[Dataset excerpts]
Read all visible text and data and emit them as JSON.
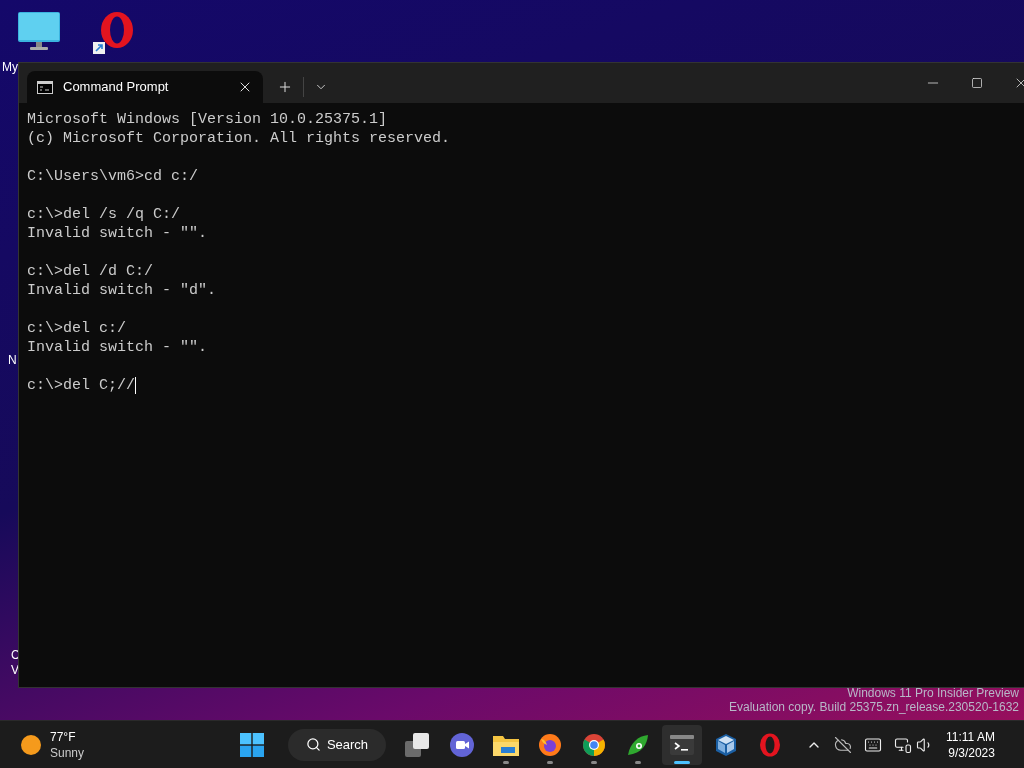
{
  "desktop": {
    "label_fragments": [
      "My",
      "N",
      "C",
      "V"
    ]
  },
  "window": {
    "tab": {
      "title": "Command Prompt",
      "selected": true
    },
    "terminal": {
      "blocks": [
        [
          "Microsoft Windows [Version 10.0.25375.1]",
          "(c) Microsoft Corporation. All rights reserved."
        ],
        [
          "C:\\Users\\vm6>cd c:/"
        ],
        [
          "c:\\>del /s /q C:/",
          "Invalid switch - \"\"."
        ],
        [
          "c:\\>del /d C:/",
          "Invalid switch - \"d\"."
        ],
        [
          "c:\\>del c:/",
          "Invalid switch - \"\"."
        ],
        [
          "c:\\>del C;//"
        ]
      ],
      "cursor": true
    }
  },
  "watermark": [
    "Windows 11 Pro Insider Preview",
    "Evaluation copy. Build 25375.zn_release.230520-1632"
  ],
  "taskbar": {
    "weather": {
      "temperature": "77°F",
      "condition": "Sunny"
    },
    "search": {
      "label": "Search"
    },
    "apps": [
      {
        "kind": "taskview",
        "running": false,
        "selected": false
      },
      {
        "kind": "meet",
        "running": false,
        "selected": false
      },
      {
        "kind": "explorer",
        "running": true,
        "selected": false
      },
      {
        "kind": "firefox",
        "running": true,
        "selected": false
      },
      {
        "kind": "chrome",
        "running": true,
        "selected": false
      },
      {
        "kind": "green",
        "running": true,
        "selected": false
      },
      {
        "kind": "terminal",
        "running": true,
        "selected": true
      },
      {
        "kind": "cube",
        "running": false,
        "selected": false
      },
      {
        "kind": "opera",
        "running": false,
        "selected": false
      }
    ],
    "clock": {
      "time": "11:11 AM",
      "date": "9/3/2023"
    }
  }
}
...
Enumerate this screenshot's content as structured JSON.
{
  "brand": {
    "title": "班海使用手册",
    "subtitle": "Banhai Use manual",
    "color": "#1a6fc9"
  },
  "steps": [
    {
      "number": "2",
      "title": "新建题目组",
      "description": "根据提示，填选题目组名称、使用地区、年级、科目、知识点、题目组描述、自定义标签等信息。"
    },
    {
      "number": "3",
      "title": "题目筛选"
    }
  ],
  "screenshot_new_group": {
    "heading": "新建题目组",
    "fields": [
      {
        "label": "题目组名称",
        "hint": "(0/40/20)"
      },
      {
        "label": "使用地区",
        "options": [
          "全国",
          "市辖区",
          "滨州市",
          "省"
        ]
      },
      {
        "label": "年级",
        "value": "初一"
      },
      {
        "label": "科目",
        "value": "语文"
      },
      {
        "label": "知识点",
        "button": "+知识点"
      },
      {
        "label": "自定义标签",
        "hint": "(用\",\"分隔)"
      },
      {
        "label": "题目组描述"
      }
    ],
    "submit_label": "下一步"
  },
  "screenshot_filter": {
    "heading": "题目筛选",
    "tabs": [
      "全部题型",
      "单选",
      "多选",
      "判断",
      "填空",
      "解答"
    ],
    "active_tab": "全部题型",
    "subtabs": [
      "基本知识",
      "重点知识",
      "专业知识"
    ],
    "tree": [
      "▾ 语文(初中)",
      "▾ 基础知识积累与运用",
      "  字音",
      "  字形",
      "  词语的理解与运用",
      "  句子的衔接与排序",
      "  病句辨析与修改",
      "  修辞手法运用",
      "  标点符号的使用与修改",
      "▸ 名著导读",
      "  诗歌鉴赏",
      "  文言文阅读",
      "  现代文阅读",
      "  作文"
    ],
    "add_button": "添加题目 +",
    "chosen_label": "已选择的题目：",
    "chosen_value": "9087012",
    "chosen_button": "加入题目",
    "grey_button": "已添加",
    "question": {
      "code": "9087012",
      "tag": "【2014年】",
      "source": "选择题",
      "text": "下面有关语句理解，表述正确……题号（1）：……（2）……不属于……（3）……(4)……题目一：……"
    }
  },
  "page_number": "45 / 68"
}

*Prompt:* Pull out each line containing the word "JSON" and copy it.

*Exercise response:*
Read all visible text and data and emit them as JSON.
Enumerate this screenshot's content as structured JSON.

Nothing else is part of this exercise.